> **GOAL OF THE EXERCISE**
Format the records as a numbered list, starting at the first line and ending at the line that contains "map-title-line2: AS PERCENT", with both ends included. Leave out any blank lines.

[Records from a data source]
+ + +

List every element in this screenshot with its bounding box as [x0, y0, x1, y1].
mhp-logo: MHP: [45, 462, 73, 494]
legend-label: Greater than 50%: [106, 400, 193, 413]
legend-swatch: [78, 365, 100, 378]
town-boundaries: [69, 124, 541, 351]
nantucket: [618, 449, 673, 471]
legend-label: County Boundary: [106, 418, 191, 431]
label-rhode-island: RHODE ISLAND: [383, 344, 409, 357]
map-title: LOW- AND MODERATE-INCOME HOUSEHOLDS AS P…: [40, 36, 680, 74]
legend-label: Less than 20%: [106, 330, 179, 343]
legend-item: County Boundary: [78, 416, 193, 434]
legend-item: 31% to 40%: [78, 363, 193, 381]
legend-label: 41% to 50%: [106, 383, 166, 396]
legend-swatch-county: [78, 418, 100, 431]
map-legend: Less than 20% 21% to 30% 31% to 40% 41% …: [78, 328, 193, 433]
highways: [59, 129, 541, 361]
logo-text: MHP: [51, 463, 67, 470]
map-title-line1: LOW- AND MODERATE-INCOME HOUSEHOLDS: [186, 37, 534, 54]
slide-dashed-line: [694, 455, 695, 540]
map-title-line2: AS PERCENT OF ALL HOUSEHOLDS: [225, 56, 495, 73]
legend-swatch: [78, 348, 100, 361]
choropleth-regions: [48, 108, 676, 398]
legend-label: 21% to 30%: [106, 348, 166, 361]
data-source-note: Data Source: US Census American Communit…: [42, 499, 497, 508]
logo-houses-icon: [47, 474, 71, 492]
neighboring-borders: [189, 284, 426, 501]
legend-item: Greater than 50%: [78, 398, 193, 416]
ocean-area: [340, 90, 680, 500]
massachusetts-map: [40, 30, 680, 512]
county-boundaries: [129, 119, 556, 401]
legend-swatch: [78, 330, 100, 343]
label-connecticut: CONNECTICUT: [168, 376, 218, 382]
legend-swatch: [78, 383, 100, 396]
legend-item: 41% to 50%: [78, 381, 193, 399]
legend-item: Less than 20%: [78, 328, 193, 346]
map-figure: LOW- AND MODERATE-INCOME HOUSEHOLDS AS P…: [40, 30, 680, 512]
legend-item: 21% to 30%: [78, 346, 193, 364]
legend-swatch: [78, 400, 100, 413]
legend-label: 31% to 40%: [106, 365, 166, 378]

+ + +

> **SOLUTION TO THE PROBLEM**
1. List every element in this screenshot with its bounding box as [x0, y0, x1, y1].
2. mhp-logo: MHP: [45, 462, 73, 494]
3. legend-label: Greater than 50%: [106, 400, 193, 413]
4. legend-swatch: [78, 365, 100, 378]
5. town-boundaries: [69, 124, 541, 351]
6. nantucket: [618, 449, 673, 471]
7. legend-label: County Boundary: [106, 418, 191, 431]
8. label-rhode-island: RHODE ISLAND: [383, 344, 409, 357]
9. map-title: LOW- AND MODERATE-INCOME HOUSEHOLDS AS P…: [40, 36, 680, 74]
10. legend-label: Less than 20%: [106, 330, 179, 343]
11. legend-item: County Boundary: [78, 416, 193, 434]
12. legend-item: 31% to 40%: [78, 363, 193, 381]
13. legend-label: 41% to 50%: [106, 383, 166, 396]
14. legend-swatch-county: [78, 418, 100, 431]
15. map-legend: Less than 20% 21% to 30% 31% to 40% 41% …: [78, 328, 193, 433]
16. highways: [59, 129, 541, 361]
17. logo-text: MHP: [51, 463, 67, 470]
18. map-title-line1: LOW- AND MODERATE-INCOME HOUSEHOLDS: [186, 37, 534, 54]
19. slide-dashed-line: [694, 455, 695, 540]
20. map-title-line2: AS PERCENT OF ALL HOUSEHOLDS: [225, 56, 495, 73]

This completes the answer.